Aim of the task: Reproduce every record below exactly as it appears.

(Records about charts and figures)
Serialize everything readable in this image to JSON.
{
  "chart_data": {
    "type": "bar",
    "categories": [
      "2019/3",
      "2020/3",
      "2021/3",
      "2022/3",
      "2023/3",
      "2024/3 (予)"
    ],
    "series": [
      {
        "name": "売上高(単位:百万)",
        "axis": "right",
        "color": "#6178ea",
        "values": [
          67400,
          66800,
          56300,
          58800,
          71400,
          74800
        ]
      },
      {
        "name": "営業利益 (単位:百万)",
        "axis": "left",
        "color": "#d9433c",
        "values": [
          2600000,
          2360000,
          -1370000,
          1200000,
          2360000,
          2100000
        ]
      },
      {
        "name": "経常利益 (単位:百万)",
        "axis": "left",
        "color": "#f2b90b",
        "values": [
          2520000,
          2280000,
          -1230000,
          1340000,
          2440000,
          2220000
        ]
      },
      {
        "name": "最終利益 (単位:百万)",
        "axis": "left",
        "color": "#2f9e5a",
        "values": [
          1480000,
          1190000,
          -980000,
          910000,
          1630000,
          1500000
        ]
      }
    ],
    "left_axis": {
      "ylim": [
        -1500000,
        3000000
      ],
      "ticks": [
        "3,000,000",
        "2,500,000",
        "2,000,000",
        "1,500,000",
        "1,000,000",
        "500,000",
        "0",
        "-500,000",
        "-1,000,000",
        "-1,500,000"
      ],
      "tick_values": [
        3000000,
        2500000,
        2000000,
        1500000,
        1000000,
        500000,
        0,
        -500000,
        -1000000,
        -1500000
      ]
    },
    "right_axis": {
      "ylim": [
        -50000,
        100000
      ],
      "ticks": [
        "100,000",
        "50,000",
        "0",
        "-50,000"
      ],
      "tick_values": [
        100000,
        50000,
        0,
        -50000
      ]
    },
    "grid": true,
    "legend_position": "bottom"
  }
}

Full response:
Serialize everything readable in this image to JSON.
{
  "chart_data": {
    "type": "bar",
    "categories": [
      "2019/3",
      "2020/3",
      "2021/3",
      "2022/3",
      "2023/3",
      "2024/3 (予)"
    ],
    "series": [
      {
        "name": "売上高(単位:百万)",
        "axis": "right",
        "color": "#6178ea",
        "values": [
          67400,
          66800,
          56300,
          58800,
          71400,
          74800
        ]
      },
      {
        "name": "営業利益 (単位:百万)",
        "axis": "left",
        "color": "#d9433c",
        "values": [
          2600000,
          2360000,
          -1370000,
          1200000,
          2360000,
          2100000
        ]
      },
      {
        "name": "経常利益 (単位:百万)",
        "axis": "left",
        "color": "#f2b90b",
        "values": [
          2520000,
          2280000,
          -1230000,
          1340000,
          2440000,
          2220000
        ]
      },
      {
        "name": "最終利益 (単位:百万)",
        "axis": "left",
        "color": "#2f9e5a",
        "values": [
          1480000,
          1190000,
          -980000,
          910000,
          1630000,
          1500000
        ]
      }
    ],
    "left_axis": {
      "ylim": [
        -1500000,
        3000000
      ],
      "ticks": [
        "3,000,000",
        "2,500,000",
        "2,000,000",
        "1,500,000",
        "1,000,000",
        "500,000",
        "0",
        "-500,000",
        "-1,000,000",
        "-1,500,000"
      ],
      "tick_values": [
        3000000,
        2500000,
        2000000,
        1500000,
        1000000,
        500000,
        0,
        -500000,
        -1000000,
        -1500000
      ]
    },
    "right_axis": {
      "ylim": [
        -50000,
        100000
      ],
      "ticks": [
        "100,000",
        "50,000",
        "0",
        "-50,000"
      ],
      "tick_values": [
        100000,
        50000,
        0,
        -50000
      ]
    },
    "grid": true,
    "legend_position": "bottom"
  }
}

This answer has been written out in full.